WHAT YOU ARE ASKED TO DO = Each line of the listing that contains the word "Shear" is to be copied.

PROVIDED DATA =

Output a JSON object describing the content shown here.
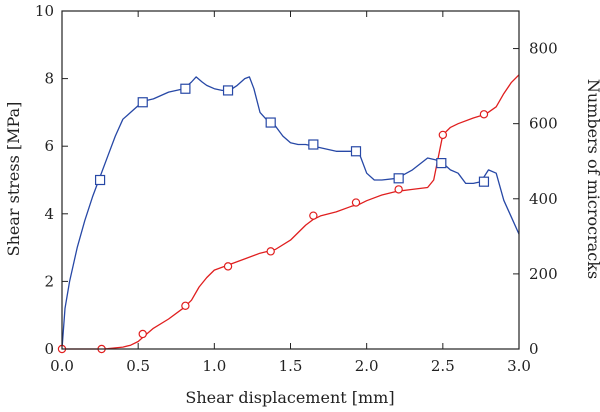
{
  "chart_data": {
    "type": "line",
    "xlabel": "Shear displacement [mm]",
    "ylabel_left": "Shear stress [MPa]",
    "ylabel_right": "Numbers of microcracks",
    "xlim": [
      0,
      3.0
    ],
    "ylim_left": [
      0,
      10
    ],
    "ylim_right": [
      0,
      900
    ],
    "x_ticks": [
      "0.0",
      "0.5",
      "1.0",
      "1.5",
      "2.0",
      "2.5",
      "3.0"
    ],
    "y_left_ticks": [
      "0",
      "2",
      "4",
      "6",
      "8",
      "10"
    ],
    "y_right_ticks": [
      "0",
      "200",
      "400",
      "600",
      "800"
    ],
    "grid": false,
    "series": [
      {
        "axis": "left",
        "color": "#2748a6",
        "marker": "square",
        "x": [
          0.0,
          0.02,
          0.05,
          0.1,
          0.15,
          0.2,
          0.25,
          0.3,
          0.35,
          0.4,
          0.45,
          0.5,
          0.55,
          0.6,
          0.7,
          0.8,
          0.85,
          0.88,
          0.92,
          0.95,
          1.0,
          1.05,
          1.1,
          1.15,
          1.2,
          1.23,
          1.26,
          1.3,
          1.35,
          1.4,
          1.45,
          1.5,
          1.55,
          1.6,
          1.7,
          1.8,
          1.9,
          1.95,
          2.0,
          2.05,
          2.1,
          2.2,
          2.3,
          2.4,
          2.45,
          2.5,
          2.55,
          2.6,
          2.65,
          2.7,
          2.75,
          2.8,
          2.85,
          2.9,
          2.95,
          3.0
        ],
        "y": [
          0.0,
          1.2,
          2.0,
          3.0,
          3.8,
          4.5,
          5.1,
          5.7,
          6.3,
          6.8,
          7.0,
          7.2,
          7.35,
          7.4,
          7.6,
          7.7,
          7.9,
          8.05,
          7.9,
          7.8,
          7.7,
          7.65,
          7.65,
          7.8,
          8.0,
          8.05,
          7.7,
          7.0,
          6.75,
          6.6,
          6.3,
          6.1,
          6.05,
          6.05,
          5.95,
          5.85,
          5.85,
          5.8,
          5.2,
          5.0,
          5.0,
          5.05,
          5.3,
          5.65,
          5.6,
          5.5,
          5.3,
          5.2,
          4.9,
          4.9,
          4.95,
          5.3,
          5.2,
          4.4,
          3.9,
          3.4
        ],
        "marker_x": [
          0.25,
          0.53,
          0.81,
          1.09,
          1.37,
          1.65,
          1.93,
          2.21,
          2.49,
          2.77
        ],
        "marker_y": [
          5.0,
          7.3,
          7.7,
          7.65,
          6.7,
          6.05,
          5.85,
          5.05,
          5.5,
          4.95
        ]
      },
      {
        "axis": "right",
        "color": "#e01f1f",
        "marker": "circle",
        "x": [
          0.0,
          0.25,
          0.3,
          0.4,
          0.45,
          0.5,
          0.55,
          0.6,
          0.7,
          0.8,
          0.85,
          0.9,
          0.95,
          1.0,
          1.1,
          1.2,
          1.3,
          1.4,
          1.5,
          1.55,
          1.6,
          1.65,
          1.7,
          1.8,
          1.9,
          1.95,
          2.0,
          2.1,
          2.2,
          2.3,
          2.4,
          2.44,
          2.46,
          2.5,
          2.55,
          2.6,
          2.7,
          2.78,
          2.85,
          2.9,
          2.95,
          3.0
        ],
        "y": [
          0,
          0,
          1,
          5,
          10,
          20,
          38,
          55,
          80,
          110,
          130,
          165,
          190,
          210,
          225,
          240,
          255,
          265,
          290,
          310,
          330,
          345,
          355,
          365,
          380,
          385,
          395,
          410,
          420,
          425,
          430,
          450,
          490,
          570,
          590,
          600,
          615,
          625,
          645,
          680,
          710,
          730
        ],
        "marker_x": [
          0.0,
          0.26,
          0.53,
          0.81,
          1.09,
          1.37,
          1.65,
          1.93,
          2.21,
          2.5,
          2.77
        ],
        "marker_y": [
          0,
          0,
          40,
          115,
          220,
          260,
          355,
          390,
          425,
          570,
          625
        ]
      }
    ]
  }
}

==

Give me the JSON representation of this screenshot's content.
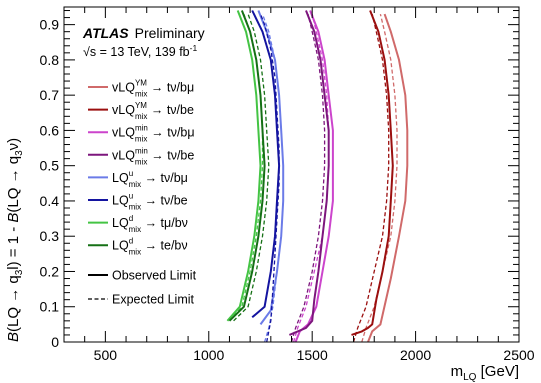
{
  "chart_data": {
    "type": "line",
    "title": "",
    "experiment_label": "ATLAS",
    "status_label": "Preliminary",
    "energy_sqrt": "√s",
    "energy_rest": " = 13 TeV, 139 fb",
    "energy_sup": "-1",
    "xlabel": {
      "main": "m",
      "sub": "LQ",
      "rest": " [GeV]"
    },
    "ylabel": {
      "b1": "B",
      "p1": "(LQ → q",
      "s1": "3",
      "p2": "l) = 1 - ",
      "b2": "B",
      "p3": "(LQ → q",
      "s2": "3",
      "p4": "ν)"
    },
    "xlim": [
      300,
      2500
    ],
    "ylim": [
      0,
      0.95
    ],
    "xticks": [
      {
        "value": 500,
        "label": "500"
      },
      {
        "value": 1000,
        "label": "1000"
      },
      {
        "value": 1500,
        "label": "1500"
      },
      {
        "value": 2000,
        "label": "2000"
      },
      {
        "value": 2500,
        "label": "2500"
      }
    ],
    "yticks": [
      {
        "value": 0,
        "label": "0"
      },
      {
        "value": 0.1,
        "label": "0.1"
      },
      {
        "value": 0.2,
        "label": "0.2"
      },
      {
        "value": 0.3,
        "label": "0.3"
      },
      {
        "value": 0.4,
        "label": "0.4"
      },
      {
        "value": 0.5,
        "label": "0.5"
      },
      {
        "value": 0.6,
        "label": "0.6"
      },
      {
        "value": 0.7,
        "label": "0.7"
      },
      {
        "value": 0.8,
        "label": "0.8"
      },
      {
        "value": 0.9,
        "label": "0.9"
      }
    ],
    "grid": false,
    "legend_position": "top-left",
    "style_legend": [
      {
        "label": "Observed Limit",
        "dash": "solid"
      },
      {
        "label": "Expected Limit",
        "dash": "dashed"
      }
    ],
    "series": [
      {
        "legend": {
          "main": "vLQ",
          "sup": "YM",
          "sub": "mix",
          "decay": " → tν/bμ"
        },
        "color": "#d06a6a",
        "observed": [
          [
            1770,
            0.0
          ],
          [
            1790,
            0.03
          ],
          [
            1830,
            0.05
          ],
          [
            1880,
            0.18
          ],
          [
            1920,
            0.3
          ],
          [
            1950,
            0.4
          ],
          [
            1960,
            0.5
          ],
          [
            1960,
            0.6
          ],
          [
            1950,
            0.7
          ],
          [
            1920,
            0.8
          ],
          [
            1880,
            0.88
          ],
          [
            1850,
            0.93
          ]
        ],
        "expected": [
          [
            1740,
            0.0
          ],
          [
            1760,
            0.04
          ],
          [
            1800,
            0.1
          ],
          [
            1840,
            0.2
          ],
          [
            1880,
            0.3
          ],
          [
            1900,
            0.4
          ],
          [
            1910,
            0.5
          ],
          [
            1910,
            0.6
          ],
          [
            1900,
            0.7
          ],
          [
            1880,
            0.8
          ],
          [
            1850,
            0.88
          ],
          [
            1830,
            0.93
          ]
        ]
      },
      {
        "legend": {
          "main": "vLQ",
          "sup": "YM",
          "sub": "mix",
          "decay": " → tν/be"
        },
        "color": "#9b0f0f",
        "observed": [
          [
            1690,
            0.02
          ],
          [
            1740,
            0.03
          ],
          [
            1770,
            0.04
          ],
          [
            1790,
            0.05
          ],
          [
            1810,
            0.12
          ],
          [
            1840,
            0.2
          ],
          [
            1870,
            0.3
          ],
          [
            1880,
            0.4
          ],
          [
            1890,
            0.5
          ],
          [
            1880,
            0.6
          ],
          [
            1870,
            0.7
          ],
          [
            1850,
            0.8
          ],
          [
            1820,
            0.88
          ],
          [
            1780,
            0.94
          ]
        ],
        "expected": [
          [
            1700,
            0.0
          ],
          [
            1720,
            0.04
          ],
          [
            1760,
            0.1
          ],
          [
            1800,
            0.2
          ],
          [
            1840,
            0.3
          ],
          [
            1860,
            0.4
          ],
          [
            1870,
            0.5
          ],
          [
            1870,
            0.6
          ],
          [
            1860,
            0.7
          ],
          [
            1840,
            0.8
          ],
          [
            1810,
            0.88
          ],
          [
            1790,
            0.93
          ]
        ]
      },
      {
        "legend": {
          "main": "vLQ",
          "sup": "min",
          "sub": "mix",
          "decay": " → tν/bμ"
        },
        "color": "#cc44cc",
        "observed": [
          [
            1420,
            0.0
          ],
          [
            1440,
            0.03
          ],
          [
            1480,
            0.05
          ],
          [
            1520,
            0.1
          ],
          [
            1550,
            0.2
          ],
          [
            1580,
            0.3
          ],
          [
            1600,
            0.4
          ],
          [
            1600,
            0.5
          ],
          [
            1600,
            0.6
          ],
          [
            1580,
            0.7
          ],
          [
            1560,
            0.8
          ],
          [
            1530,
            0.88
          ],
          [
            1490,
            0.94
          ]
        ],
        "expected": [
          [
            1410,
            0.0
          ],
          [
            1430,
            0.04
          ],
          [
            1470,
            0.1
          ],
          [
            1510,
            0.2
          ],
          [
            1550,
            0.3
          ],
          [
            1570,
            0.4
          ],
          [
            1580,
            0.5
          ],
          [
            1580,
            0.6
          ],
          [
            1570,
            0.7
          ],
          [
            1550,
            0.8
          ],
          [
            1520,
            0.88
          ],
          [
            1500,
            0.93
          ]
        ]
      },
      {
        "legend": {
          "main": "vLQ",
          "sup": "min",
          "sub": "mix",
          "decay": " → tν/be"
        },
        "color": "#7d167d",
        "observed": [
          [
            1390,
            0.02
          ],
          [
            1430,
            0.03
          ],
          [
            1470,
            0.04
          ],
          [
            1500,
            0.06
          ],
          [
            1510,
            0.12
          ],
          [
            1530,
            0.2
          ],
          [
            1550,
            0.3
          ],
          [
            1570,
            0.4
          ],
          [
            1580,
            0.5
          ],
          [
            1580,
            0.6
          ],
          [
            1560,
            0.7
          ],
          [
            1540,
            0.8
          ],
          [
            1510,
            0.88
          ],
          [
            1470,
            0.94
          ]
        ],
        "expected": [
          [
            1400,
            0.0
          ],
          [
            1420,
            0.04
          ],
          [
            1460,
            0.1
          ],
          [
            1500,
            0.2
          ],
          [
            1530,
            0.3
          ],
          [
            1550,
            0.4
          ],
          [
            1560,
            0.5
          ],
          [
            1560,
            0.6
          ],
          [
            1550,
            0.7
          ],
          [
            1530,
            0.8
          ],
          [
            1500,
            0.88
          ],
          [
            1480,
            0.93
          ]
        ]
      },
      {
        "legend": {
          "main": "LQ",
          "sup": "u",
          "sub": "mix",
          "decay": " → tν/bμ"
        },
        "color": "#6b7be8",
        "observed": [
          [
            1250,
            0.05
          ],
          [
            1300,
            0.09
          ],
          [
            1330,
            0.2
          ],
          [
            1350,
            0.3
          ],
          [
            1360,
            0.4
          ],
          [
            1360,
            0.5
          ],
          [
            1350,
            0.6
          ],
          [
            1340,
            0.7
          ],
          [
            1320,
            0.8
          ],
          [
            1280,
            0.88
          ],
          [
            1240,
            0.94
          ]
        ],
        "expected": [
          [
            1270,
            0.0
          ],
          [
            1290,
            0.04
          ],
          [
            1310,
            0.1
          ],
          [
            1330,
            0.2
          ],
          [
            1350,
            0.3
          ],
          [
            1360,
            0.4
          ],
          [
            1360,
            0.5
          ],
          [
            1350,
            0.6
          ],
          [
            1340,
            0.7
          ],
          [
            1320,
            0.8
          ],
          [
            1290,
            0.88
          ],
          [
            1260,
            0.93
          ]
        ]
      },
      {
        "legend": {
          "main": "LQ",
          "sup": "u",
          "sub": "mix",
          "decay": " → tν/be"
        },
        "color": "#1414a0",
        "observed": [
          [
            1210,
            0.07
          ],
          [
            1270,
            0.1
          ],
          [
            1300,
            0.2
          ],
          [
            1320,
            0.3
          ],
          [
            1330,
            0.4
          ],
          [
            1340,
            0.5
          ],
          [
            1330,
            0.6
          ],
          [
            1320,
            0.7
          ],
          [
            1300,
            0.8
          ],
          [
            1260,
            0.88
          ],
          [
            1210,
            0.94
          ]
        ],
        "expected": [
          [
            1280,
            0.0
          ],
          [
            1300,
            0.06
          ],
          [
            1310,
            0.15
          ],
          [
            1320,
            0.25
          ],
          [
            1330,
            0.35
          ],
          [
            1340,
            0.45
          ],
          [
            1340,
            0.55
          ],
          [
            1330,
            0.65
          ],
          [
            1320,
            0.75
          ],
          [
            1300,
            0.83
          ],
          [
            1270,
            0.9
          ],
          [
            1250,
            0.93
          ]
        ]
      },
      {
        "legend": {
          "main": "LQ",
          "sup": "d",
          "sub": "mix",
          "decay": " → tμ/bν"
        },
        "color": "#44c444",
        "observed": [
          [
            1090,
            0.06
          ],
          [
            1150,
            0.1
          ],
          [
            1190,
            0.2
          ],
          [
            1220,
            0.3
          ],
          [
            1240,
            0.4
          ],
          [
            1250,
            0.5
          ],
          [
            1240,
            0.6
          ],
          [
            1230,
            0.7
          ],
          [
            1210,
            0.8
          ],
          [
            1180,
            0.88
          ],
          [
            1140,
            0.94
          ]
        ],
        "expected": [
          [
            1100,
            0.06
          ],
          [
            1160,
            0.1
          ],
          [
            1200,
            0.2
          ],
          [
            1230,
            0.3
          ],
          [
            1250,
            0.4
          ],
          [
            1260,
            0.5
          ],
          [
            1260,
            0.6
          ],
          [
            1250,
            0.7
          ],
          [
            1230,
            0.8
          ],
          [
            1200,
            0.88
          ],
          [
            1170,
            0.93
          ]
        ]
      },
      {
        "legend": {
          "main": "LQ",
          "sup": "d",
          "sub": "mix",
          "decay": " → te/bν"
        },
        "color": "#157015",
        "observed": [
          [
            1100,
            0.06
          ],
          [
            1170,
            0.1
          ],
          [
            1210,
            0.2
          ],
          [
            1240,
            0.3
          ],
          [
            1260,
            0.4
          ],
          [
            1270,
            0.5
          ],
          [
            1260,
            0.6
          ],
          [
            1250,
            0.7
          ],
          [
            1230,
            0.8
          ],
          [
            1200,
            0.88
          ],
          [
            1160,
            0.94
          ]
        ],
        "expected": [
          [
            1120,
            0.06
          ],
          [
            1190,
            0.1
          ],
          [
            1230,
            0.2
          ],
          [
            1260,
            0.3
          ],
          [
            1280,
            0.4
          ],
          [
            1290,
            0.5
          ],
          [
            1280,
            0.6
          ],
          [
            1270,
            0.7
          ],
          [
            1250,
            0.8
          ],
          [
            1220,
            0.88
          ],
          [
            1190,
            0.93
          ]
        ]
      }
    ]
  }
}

ANSWER IN FULL =
    "xlabel": "Shear displacement [mm]",
    "ylabel_left": "Shear stress [MPa]",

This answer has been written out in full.